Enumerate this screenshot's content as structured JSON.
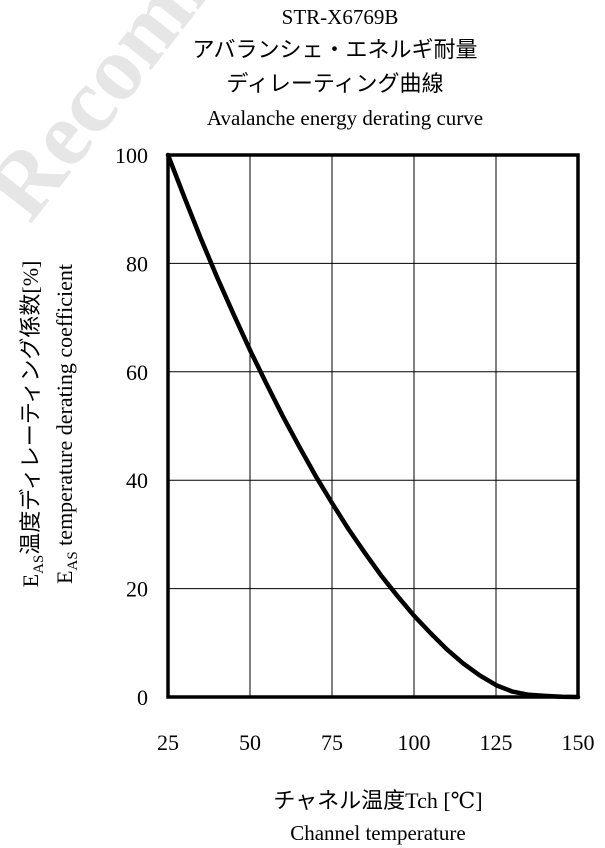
{
  "watermark": "Recommend",
  "chart_data": {
    "type": "line",
    "title_lines": [
      "STR-X6769B",
      "アバランシェ・エネルギ耐量",
      "ディレーティング曲線",
      "Avalanche energy derating curve"
    ],
    "xlabel_lines": [
      "チャネル温度Tch [℃]",
      "Channel temperature"
    ],
    "ylabel_lines": [
      {
        "sub_base": "E",
        "sub": "AS",
        "text": "温度ディレーティング係数[%]"
      },
      {
        "sub_base": "E",
        "sub": "AS",
        "text": " temperature derating coefficient"
      }
    ],
    "xlim": [
      25,
      150
    ],
    "ylim": [
      0,
      100
    ],
    "x_ticks": [
      25,
      50,
      75,
      100,
      125,
      150
    ],
    "y_ticks": [
      0,
      20,
      40,
      60,
      80,
      100
    ],
    "grid": true,
    "series": [
      {
        "x": [
          25,
          30,
          35,
          40,
          45,
          50,
          55,
          60,
          65,
          70,
          75,
          80,
          85,
          90,
          95,
          100,
          105,
          110,
          115,
          120,
          125,
          130,
          135,
          140,
          145,
          150
        ],
        "y": [
          100,
          92.2,
          84.6,
          77.4,
          70.6,
          64.0,
          57.8,
          51.8,
          46.2,
          40.8,
          35.8,
          31.0,
          26.6,
          22.4,
          18.6,
          15.0,
          11.8,
          8.8,
          6.2,
          4.0,
          2.2,
          1.0,
          0.4,
          0.2,
          0.05,
          0
        ]
      }
    ]
  }
}
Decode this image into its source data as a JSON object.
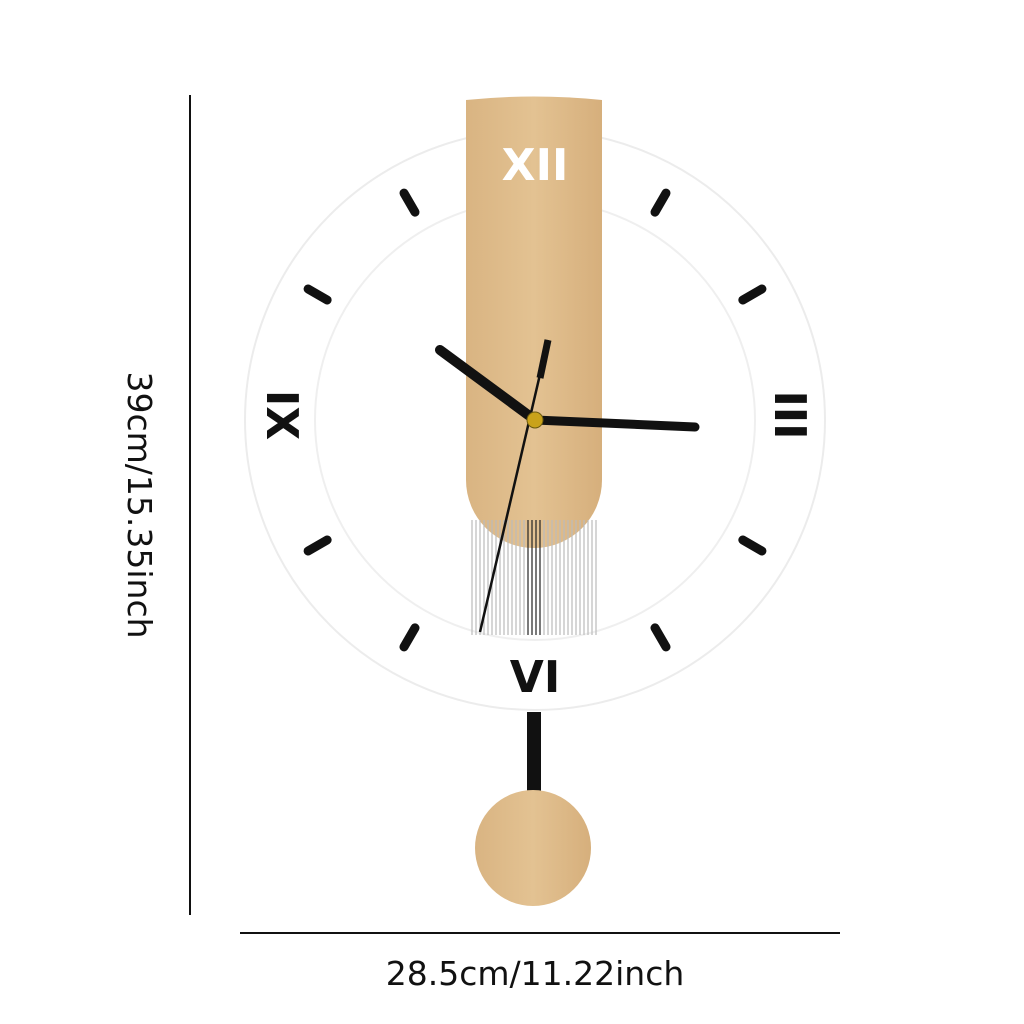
{
  "dimensions": {
    "height_label": "39cm/15.35inch",
    "width_label": "28.5cm/11.22inch"
  },
  "clock": {
    "numerals": {
      "twelve": "XII",
      "three": "III",
      "six": "VI",
      "nine": "IX"
    },
    "time_shown": {
      "hour": 10,
      "minute": 15,
      "second_hand_direction_deg": 195
    },
    "colors": {
      "wood": "#dcb98a",
      "hands": "#111111",
      "hub": "#c9a21a",
      "ring": "#eeeeee"
    }
  }
}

::::

== Short task ==
Each entry above should be reproduced exactly, with the pictures removed.

== Task result ==
Enumerate this screenshot's content as structured JSON.
{
  "watermark": "Recommend",
  "chart_data": {
    "type": "line",
    "title_lines": [
      "STR-X6769B",
      "アバランシェ・エネルギ耐量",
      "ディレーティング曲線",
      "Avalanche energy derating curve"
    ],
    "xlabel_lines": [
      "チャネル温度Tch [℃]",
      "Channel temperature"
    ],
    "ylabel_lines": [
      {
        "sub_base": "E",
        "sub": "AS",
        "text": "温度ディレーティング係数[%]"
      },
      {
        "sub_base": "E",
        "sub": "AS",
        "text": " temperature derating coefficient"
      }
    ],
    "xlim": [
      25,
      150
    ],
    "ylim": [
      0,
      100
    ],
    "x_ticks": [
      25,
      50,
      75,
      100,
      125,
      150
    ],
    "y_ticks": [
      0,
      20,
      40,
      60,
      80,
      100
    ],
    "grid": true,
    "series": [
      {
        "x": [
          25,
          30,
          35,
          40,
          45,
          50,
          55,
          60,
          65,
          70,
          75,
          80,
          85,
          90,
          95,
          100,
          105,
          110,
          115,
          120,
          125,
          130,
          135,
          140,
          145,
          150
        ],
        "y": [
          100,
          92.2,
          84.6,
          77.4,
          70.6,
          64.0,
          57.8,
          51.8,
          46.2,
          40.8,
          35.8,
          31.0,
          26.6,
          22.4,
          18.6,
          15.0,
          11.8,
          8.8,
          6.2,
          4.0,
          2.2,
          1.0,
          0.4,
          0.2,
          0.05,
          0
        ]
      }
    ]
  }
}
Decode this image into its source data as a JSON object.
{
  "dimensions": {
    "height_label": "39cm/15.35inch",
    "width_label": "28.5cm/11.22inch"
  },
  "clock": {
    "numerals": {
      "twelve": "XII",
      "three": "III",
      "six": "VI",
      "nine": "IX"
    },
    "time_shown": {
      "hour": 10,
      "minute": 15,
      "second_hand_direction_deg": 195
    },
    "colors": {
      "wood": "#dcb98a",
      "hands": "#111111",
      "hub": "#c9a21a",
      "ring": "#eeeeee"
    }
  }
}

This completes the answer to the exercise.